**WHAT TO PRODUCE**. Drop every picture, then transcribe the remaining data exactly.

Dataset entries:
— START —

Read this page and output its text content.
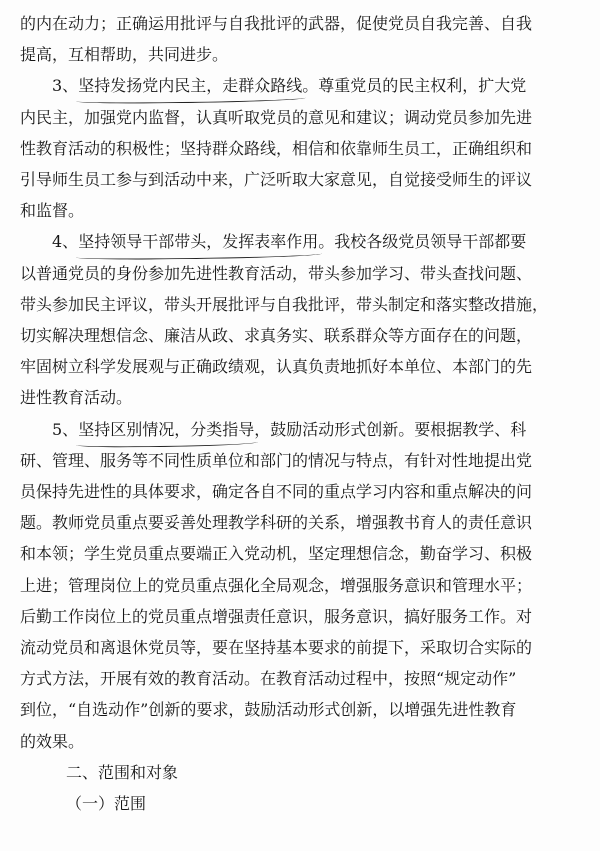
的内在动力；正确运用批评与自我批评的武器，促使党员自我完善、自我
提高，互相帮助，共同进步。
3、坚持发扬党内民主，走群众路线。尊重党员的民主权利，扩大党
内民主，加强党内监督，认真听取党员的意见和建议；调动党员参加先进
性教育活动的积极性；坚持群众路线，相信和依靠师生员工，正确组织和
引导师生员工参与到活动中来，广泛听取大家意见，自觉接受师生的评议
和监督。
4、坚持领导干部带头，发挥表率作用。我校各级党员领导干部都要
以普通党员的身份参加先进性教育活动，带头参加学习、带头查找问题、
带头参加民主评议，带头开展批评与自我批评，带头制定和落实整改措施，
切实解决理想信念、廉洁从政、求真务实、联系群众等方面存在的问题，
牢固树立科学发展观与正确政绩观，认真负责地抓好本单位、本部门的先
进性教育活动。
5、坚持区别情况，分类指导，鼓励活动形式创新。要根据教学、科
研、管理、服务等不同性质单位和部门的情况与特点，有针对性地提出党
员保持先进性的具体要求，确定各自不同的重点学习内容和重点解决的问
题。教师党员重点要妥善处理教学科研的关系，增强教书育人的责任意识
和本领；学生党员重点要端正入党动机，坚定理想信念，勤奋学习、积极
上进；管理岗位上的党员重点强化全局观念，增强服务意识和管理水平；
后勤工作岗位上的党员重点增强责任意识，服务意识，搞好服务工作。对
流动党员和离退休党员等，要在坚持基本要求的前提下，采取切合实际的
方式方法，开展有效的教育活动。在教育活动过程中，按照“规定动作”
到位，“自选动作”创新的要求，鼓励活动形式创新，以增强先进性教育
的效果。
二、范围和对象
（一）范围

— END —

**RESPONSE TO THIS TASK**.
Read this page and output its text content.
的内在动力；正确运用批评与自我批评的武器，促使党员自我完善、自我
提高，互相帮助，共同进步。
3、坚持发扬党内民主，走群众路线。尊重党员的民主权利，扩大党
内民主，加强党内监督，认真听取党员的意见和建议；调动党员参加先进
性教育活动的积极性；坚持群众路线，相信和依靠师生员工，正确组织和
引导师生员工参与到活动中来，广泛听取大家意见，自觉接受师生的评议
和监督。
4、坚持领导干部带头，发挥表率作用。我校各级党员领导干部都要
以普通党员的身份参加先进性教育活动，带头参加学习、带头查找问题、
带头参加民主评议，带头开展批评与自我批评，带头制定和落实整改措施，
切实解决理想信念、廉洁从政、求真务实、联系群众等方面存在的问题，
牢固树立科学发展观与正确政绩观，认真负责地抓好本单位、本部门的先
进性教育活动。
5、坚持区别情况，分类指导，鼓励活动形式创新。要根据教学、科
研、管理、服务等不同性质单位和部门的情况与特点，有针对性地提出党
员保持先进性的具体要求，确定各自不同的重点学习内容和重点解决的问
题。教师党员重点要妥善处理教学科研的关系，增强教书育人的责任意识
和本领；学生党员重点要端正入党动机，坚定理想信念，勤奋学习、积极
上进；管理岗位上的党员重点强化全局观念，增强服务意识和管理水平；
后勤工作岗位上的党员重点增强责任意识，服务意识，搞好服务工作。对
流动党员和离退休党员等，要在坚持基本要求的前提下，采取切合实际的
方式方法，开展有效的教育活动。在教育活动过程中，按照“规定动作”
到位，“自选动作”创新的要求，鼓励活动形式创新，以增强先进性教育
的效果。
二、范围和对象
（一）范围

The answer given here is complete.